Records from a collection:
# # # # # # #
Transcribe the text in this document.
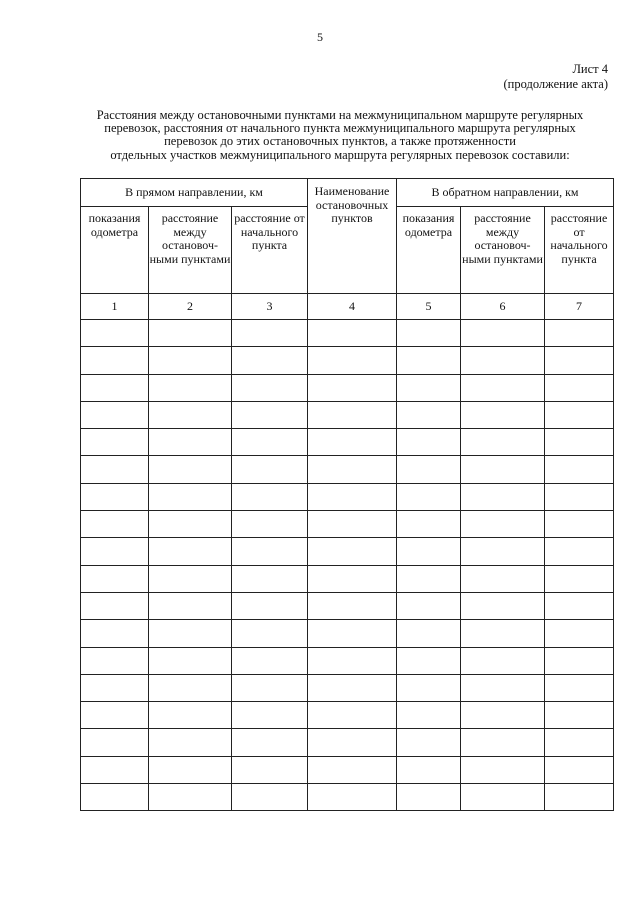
5
Лист 4
(продолжение акта)
Расстояния между остановочными пунктами на межмуниципальном маршруте регулярных
перевозок, расстояния от начального пункта межмуниципального маршрута регулярных
перевозок до этих остановочных пунктов, а также протяженности
отдельных участков межмуниципального маршрута регулярных перевозок составили:
В прямом направлении, км			Наименование остановочных пунктов	В обратном направлении, км		
показания одометра	расстояние между остановоч-ными пунктами	расстояние от начального пункта		показания одометра	расстояние между остановоч-ными пунктами	расстояние от начального пункта
1	2	3	4	5	6	7
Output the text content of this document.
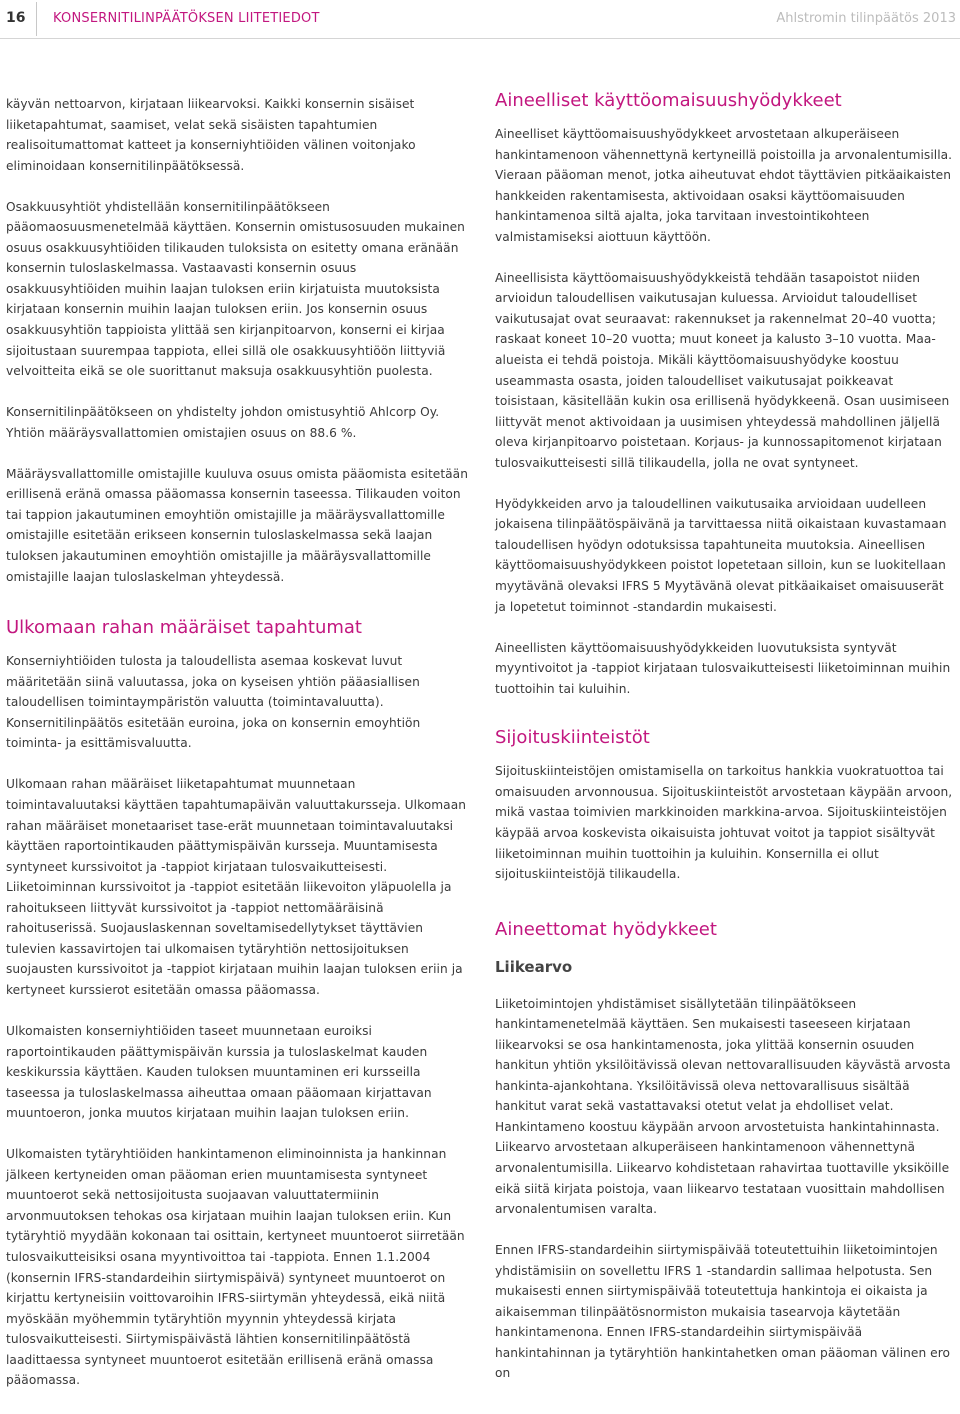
16 KONSERNITILINPÄÄTÖKSEN LIITETIEDOT	Ahlstromin tilinpäätös 2013

käyvän nettoarvon, kirjataan liikearvoksi. Kaikki konsernin sisäiset liiketapahtumat, saamiset, velat sekä sisäisten tapahtumien realisoitumattomat katteet ja konserniyhtiöiden välinen voitonjako eliminoidaan konsernitilinpäätöksessä.

Osakkuusyhtiöt yhdistellään konsernitilinpäätökseen pääomaosuusmenetelmää käyttäen. Konsernin omistusosuuden mukainen osuus osakkuusyhtiöiden tilikauden tuloksista on esitetty omana eränään konsernin tuloslaskelmassa. Vastaavasti konsernin osuus osakkuusyhtiöiden muihin laajan tuloksen eriin kirjatuista muutoksista kirjataan konsernin muihin laajan tuloksen eriin. Jos konsernin osuus osakkuusyhtiön tappioista ylittää sen kirjanpitoarvon, konserni ei kirjaa sijoitustaan suurempaa tappiota, ellei sillä ole osakkuusyhtiöön liittyviä velvoitteita eikä se ole suorittanut maksuja osakkuusyhtiön puolesta.

Konsernitilinpäätökseen on yhdistelty johdon omistusyhtiö Ahlcorp Oy. Yhtiön määräysvallattomien omistajien osuus on 88.6 %.

Määräysvallattomille omistajille kuuluva osuus omista pääomista esitetään erillisenä eränä omassa pääomassa konsernin taseessa. Tilikauden voiton tai tappion jakautuminen emoyhtiön omistajille ja määräysvallattomille omistajille esitetään erikseen konsernin tuloslaskelmassa sekä laajan tuloksen jakautuminen emoyhtiön omistajille ja määräysvallattomille omistajille laajan tuloslaskelman yhteydessä.

Ulkomaan rahan määräiset tapahtumat

Konserniyhtiöiden tulosta ja taloudellista asemaa koskevat luvut määritetään siinä valuutassa, joka on kyseisen yhtiön pääasiallisen taloudellisen toimintaympäristön valuutta (toimintavaluutta). Konsernitilinpäätös esitetään euroina, joka on konsernin emoyhtiön toiminta- ja esittämisvaluutta.

Ulkomaan rahan määräiset liiketapahtumat muunnetaan toimintavaluutaksi käyttäen tapahtumapäivän valuuttakursseja. Ulkomaan rahan määräiset monetaariset tase-erät muunnetaan toimintavaluutaksi käyttäen raportointikauden päättymispäivän kursseja. Muuntamisesta syntyneet kurssivoitot ja -tappiot kirjataan tulosvaikutteisesti. Liiketoiminnan kurssivoitot ja -tappiot esitetään liikevoiton yläpuolella ja rahoitukseen liittyvät kurssivoitot ja -tappiot nettomääräisinä rahoituserissä. Suojauslaskennan soveltamisedellytykset täyttävien tulevien kassavirtojen tai ulkomaisen tytäryhtiön nettosijoituksen suojausten kurssivoitot ja -tappiot kirjataan muihin laajan tuloksen eriin ja kertyneet kurssierot esitetään omassa pääomassa.

Ulkomaisten konserniyhtiöiden taseet muunnetaan euroiksi raportointikauden päättymispäivän kurssia ja tuloslaskelmat kauden keskikurssia käyttäen. Kauden tuloksen muuntaminen eri kursseilla taseessa ja tuloslaskelmassa aiheuttaa omaan pääomaan kirjattavan muuntoeron, jonka muutos kirjataan muihin laajan tuloksen eriin.

Ulkomaisten tytäryhtiöiden hankintamenon eliminoinnista ja hankinnan jälkeen kertyneiden oman pääoman erien muuntamisesta syntyneet muuntoerot sekä nettosijoitusta suojaavan valuuttatermiinin arvonmuutoksen tehokas osa kirjataan muihin laajan tuloksen eriin. Kun tytäryhtiö myydään kokonaan tai osittain, kertyneet muuntoerot siirretään tulosvaikutteisiksi osana myyntivoittoa tai -tappiota. Ennen 1.1.2004 (konsernin IFRS-standardeihin siirtymispäivä) syntyneet muuntoerot on kirjattu kertyneisiin voittovaroihin IFRS-siirtymän yhteydessä, eikä niitä myöskään myöhemmin tytäryhtiön myynnin yhteydessä kirjata tulosvaikutteisesti. Siirtymispäivästä lähtien konsernitilinpäätöstä laadittaessa syntyneet muuntoerot esitetään erillisenä eränä omassa pääomassa.

Aineelliset käyttöomaisuushyödykkeet

Aineelliset käyttöomaisuushyödykkeet arvostetaan alkuperäiseen hankintamenoon vähennettynä kertyneillä poistoilla ja arvonalentumisilla. Vieraan pääoman menot, jotka aiheutuvat ehdot täyttävien pitkäaikaisten hankkeiden rakentamisesta, aktivoidaan osaksi käyttöomaisuuden hankintamenoa siltä ajalta, joka tarvitaan investointikohteen valmistamiseksi aiottuun käyttöön.

Aineellisista käyttöomaisuushyödykkeistä tehdään tasapoistot niiden arvioidun taloudellisen vaikutusajan kuluessa. Arvioidut taloudelliset vaikutusajat ovat seuraavat: rakennukset ja rakennelmat 20–40 vuotta; raskaat koneet 10–20 vuotta; muut koneet ja kalusto 3–10 vuotta. Maa-alueista ei tehdä poistoja. Mikäli käyttöomaisuushyödyke koostuu useammasta osasta, joiden taloudelliset vaikutusajat poikkeavat toisistaan, käsitellään kukin osa erillisenä hyödykkeenä. Osan uusimiseen liittyvät menot aktivoidaan ja uusimisen yhteydessä mahdollinen jäljellä oleva kirjanpitoarvo poistetaan. Korjaus- ja kunnossapitomenot kirjataan tulosvaikutteisesti sillä tilikaudella, jolla ne ovat syntyneet.

Hyödykkeiden arvo ja taloudellinen vaikutusaika arvioidaan uudelleen jokaisena tilinpäätöspäivänä ja tarvittaessa niitä oikaistaan kuvastamaan taloudellisen hyödyn odotuksissa tapahtuneita muutoksia. Aineellisen käyttöomaisuushyödykkeen poistot lopetetaan silloin, kun se luokitellaan myytävänä olevaksi IFRS 5 Myytävänä olevat pitkäaikaiset omaisuuserät ja lopetetut toiminnot -standardin mukaisesti.

Aineellisten käyttöomaisuushyödykkeiden luovutuksista syntyvät myyntivoitot ja -tappiot kirjataan tulosvaikutteisesti liiketoiminnan muihin tuottoihin tai kuluihin.

Sijoituskiinteistöt

Sijoituskiinteistöjen omistamisella on tarkoitus hankkia vuokratuottoa tai omaisuuden arvonnousua. Sijoituskiinteistöt arvostetaan käypään arvoon, mikä vastaa toimivien markkinoiden markkina-arvoa. Sijoituskiinteistöjen käypää arvoa koskevista oikaisuista johtuvat voitot ja tappiot sisältyvät liiketoiminnan muihin tuottoihin ja kuluihin. Konsernilla ei ollut sijoituskiinteistöjä tilikaudella.

Aineettomat hyödykkeet
Liikearvo

Liiketoimintojen yhdistämiset sisällytetään tilinpäätökseen hankintamenetelmää käyttäen. Sen mukaisesti taseeseen kirjataan liikearvoksi se osa hankintamenosta, joka ylittää konsernin osuuden hankitun yhtiön yksilöitävissä olevan nettovarallisuuden käyvästä arvosta hankinta-ajankohtana. Yksilöitävissä oleva nettovarallisuus sisältää hankitut varat sekä vastattavaksi otetut velat ja ehdolliset velat. Hankintameno koostuu käypään arvoon arvostetuista hankintahinnasta. Liikearvo arvostetaan alkuperäiseen hankintamenoon vähennettynä arvonalentumisilla. Liikearvo kohdistetaan rahavirtaa tuottaville yksiköille eikä siitä kirjata poistoja, vaan liikearvo testataan vuosittain mahdollisen arvonalentumisen varalta.

Ennen IFRS-standardeihin siirtymispäivää toteutettuihin liiketoimintojen yhdistämisiin on sovellettu IFRS 1 -standardin sallimaa helpotusta. Sen mukaisesti ennen siirtymispäivää toteutettuja hankintoja ei oikaista ja aikaisemman tilinpäätösnormiston mukaisia tasearvoja käytetään hankintamenona. Ennen IFRS-standardeihin siirtymispäivää hankintahinnan ja tytäryhtiön hankintahetken oman pääoman välinen ero on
# # # # # # #
The problem » Which lines contain the word "document"? Copy each of them.

Problem solution »
Transcribe the text in this document.
Output the text content of this document.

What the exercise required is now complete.